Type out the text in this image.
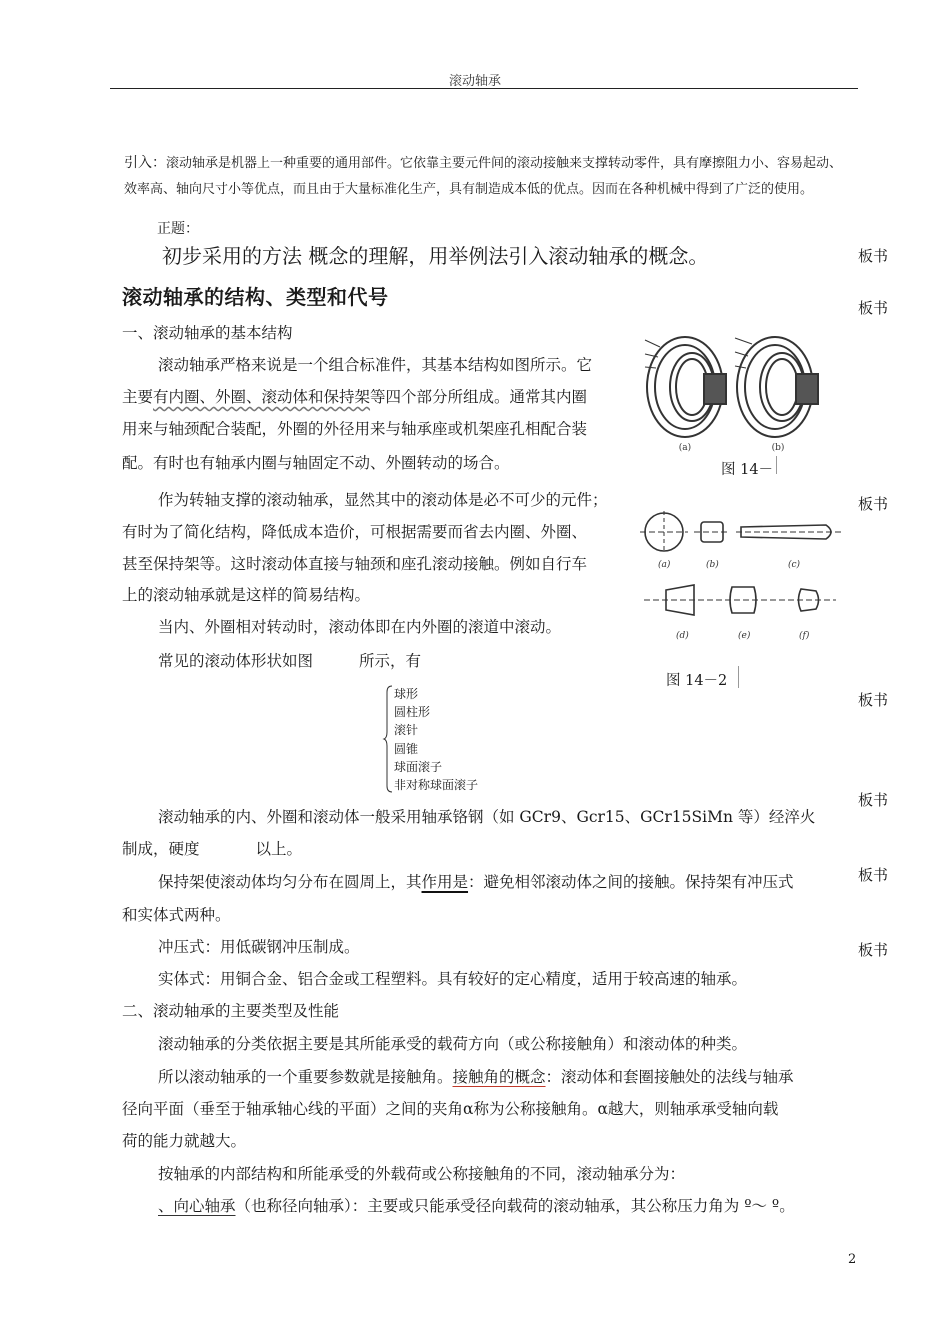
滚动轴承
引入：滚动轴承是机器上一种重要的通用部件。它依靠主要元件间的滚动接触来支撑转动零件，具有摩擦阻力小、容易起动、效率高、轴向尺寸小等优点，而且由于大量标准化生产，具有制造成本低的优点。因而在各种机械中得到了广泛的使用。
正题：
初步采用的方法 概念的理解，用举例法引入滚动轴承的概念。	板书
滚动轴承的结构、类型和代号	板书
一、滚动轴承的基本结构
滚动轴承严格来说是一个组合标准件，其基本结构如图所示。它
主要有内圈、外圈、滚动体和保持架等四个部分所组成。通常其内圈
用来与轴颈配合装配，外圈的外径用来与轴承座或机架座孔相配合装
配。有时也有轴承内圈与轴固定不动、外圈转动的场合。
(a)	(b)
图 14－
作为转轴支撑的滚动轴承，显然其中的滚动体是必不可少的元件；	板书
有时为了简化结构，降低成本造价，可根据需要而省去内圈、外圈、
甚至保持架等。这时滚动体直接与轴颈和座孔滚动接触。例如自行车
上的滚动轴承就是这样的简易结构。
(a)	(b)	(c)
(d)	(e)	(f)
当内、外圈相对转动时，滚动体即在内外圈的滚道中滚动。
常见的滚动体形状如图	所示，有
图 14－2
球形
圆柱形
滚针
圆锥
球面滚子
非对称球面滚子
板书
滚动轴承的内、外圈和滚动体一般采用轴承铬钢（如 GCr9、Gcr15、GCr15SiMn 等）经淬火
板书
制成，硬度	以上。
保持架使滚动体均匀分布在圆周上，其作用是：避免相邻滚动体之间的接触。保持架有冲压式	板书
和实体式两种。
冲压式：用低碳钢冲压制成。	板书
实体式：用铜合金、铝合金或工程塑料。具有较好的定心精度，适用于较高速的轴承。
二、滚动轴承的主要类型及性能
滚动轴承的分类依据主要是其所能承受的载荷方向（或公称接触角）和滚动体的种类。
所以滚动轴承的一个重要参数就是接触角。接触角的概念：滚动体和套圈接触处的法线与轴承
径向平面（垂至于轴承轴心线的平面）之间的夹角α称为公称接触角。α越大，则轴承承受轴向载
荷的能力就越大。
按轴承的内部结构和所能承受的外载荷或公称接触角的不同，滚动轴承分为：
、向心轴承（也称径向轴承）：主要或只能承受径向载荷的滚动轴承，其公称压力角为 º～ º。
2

================================

Task requirements: Repeat the material above verbatim, with no pictures in the output.

Answer in full:
Type out the text in this image.
滚动轴承
引入：滚动轴承是机器上一种重要的通用部件。它依靠主要元件间的滚动接触来支撑转动零件，具有摩擦阻力小、容易起动、效率高、轴向尺寸小等优点，而且由于大量标准化生产，具有制造成本低的优点。因而在各种机械中得到了广泛的使用。
正题：
初步采用的方法 概念的理解，用举例法引入滚动轴承的概念。	板书
滚动轴承的结构、类型和代号	板书
一、滚动轴承的基本结构
滚动轴承严格来说是一个组合标准件，其基本结构如图所示。它
主要有内圈、外圈、滚动体和保持架等四个部分所组成。通常其内圈
用来与轴颈配合装配，外圈的外径用来与轴承座或机架座孔相配合装
配。有时也有轴承内圈与轴固定不动、外圈转动的场合。
(a)	(b)
图 14－
作为转轴支撑的滚动轴承，显然其中的滚动体是必不可少的元件；	板书
有时为了简化结构，降低成本造价，可根据需要而省去内圈、外圈、
甚至保持架等。这时滚动体直接与轴颈和座孔滚动接触。例如自行车
上的滚动轴承就是这样的简易结构。
(a)	(b)	(c)
(d)	(e)	(f)
当内、外圈相对转动时，滚动体即在内外圈的滚道中滚动。
常见的滚动体形状如图	所示，有
图 14－2
球形
圆柱形
滚针
圆锥
球面滚子
非对称球面滚子
板书
滚动轴承的内、外圈和滚动体一般采用轴承铬钢（如 GCr9、Gcr15、GCr15SiMn 等）经淬火
板书
制成，硬度	以上。
保持架使滚动体均匀分布在圆周上，其作用是：避免相邻滚动体之间的接触。保持架有冲压式	板书
和实体式两种。
冲压式：用低碳钢冲压制成。	板书
实体式：用铜合金、铝合金或工程塑料。具有较好的定心精度，适用于较高速的轴承。
二、滚动轴承的主要类型及性能
滚动轴承的分类依据主要是其所能承受的载荷方向（或公称接触角）和滚动体的种类。
所以滚动轴承的一个重要参数就是接触角。接触角的概念：滚动体和套圈接触处的法线与轴承
径向平面（垂至于轴承轴心线的平面）之间的夹角α称为公称接触角。α越大，则轴承承受轴向载
荷的能力就越大。
按轴承的内部结构和所能承受的外载荷或公称接触角的不同，滚动轴承分为：
、向心轴承（也称径向轴承）：主要或只能承受径向载荷的滚动轴承，其公称压力角为 º～ º。
2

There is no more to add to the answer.